╭─ Entries

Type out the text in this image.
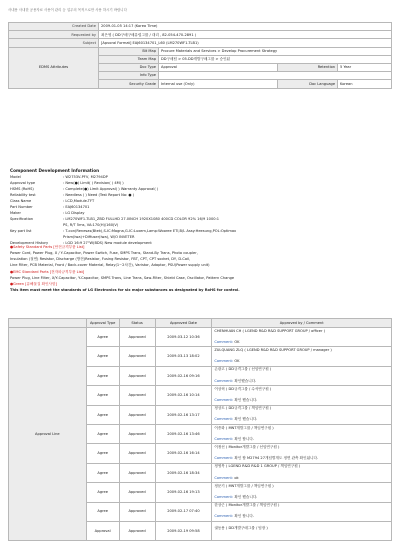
사내용 사내한 공용자료 사용이 관리 등 업무의 목적으로만 사용 하시기 바랍니다
Created Date	2009-01-05 14:17 (Korea Time)			
Requested by	최은영 ( DD구매구매유럽그룹 / 대리 , 82-054-470-2891 )			
Subject	[Apvoral Format] EAJ60134701_L60 (LM270WF1-TLB1)			
EDMS Attributes	Bit Map	Procure Materials and Services > Develop Procurement Strategy		
	Team Map	DD구매팀 > 05.DD개발구매그룹 > 승인됨		
	Doc Type	Approval	Retention	5 Year
	Info Type			
	Security Grade	Internal use (Only)	Doc Language	Korean
Component Development Information
Model	: W2753V-PFV, M2794DP
Approval type	: New(●) Limit( ) Revision( ) 4M( )
HSMS (RoHS)	: Complete(●) Limit Approval( ) Warranty Approval( )
Reliability test	: Needless ( ) Need (Test Report No: ● )
Class Name	: LCD,Module-TFT
Part Number	: EAJ60134701
Maker	: LG Display
Specification	: LM270WF1-TLB1_ZBD FULLHD 27.0INCH 1920X1080 400CD COLOR 92% 16/9 1000:1
PS, R/T 5ms, VA:170(H)/160(V)
Key part list	: T-con(Renesas(Btek),S-IC:Magna,G-IC:Luxem,Lamp:Wooree ETI,B/L Assy:Heesung,POL:Optimax
Prism(Iwa)+Diffuser(Iwa), W/O INVETER
Development History	: LGD 16:9 27"W(BDS) New module development
●Safety Standard Parts [안전규격부품 List]
Power Cord, Power Plug, X / Y-Capacitor, Power Switch, Fuse, SMPS Trans, Stand-By Trans, Photo coupler,
Insulation (절연) Resistor, Discharge (방전)Resistor, Fusing Resistor, FBT, CPT, CPT socket, DY, D-Coil,
Line Filter, PCB Material, Front / Back-cover Material, Relay(1~2차간), Varistor, Adaptor, PSU(Power supply unit)
●EMC Standard Parts [전자파규격부품 List]
Power Plug, Line Filter, X/Y-Capacitor, Y-Capacitor, SMPS Trans, Line Trans, Saw-Filter, Shield Case, Oscillator, Pattern Change
●Green [유해물질 확인사항]
This item must meet the standards of LG Electronics for six major substances as designated by RoHS for control.
	Approval Type	Status	Approved Date	Approved by / Comment
Approval Line	Agree	Approved	2009-03-12 10:36	CHENHUAN CH ( LGEND R&D R&D SUPPORT GROUP / officer )
Comment: OK

	Agree	Approved	2009-03-13 18:02	ZULQUANG ZLQ ( LGEND R&D R&D SUPPORT GROUP / manager )
Comment: OK

	Agree	Approved	2009-02-16 09:16	손광고 ( DD규격그룹 / 선임연구원 )
Comment: 확인했습니다.

	Agree	Approved	2009-02-16 10:14	이상혁 ( DD규격그룹 / 수석연구원 )
Comment: 확인 했습니다.

	Agree	Approved	2009-02-16 13:17	정상도 ( DD규격그룹 / 책임연구원 )
Comment: 확인 했습니다.

	Agree	Approved	2009-02-16 13:46	이종화 ( MNT개발그룹 / 책임연구원 )
Comment: 확인 합니다.

	Agree	Approved	2009-02-16 16:14	이정선 ( Monitor개발그룹 / 선임연구원 )
Comment: 확인 합 M2794 27개념별개도 정면 관측 확인됩니다.

	Agree	Approved	2009-02-16 18:34	정영목 ( LGEND R&D R&D 1 GROUP / 책임연구원 )
Comment: ok

	Agree	Approved	2009-02-16 19:13	정문기 ( MNT개발그룹 / 책임연구원 )
Comment: 확인 했습니다.

	Agree	Approved	2009-02-17 07:40	한상근 ( Monitor개발그룹 / 책임연구원 )
Comment: 확인 합니다.

	Approval	Approved	2009-02-19 09:58	권동용 ( DD개발구매그룹 / 팀장 )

╰─

Problem details ▸
From the data above, show each line that contains "SUPPORT".

Task answer ▸
Approval Line	Agree	Approved	2009-03-12 10:36	CHENHUAN CH ( LGEND R&D R&D SUPPORT GROUP / officer )
	Agree	Approved	2009-03-13 18:02	ZULQUANG ZLQ ( LGEND R&D R&D SUPPORT GROUP / manager )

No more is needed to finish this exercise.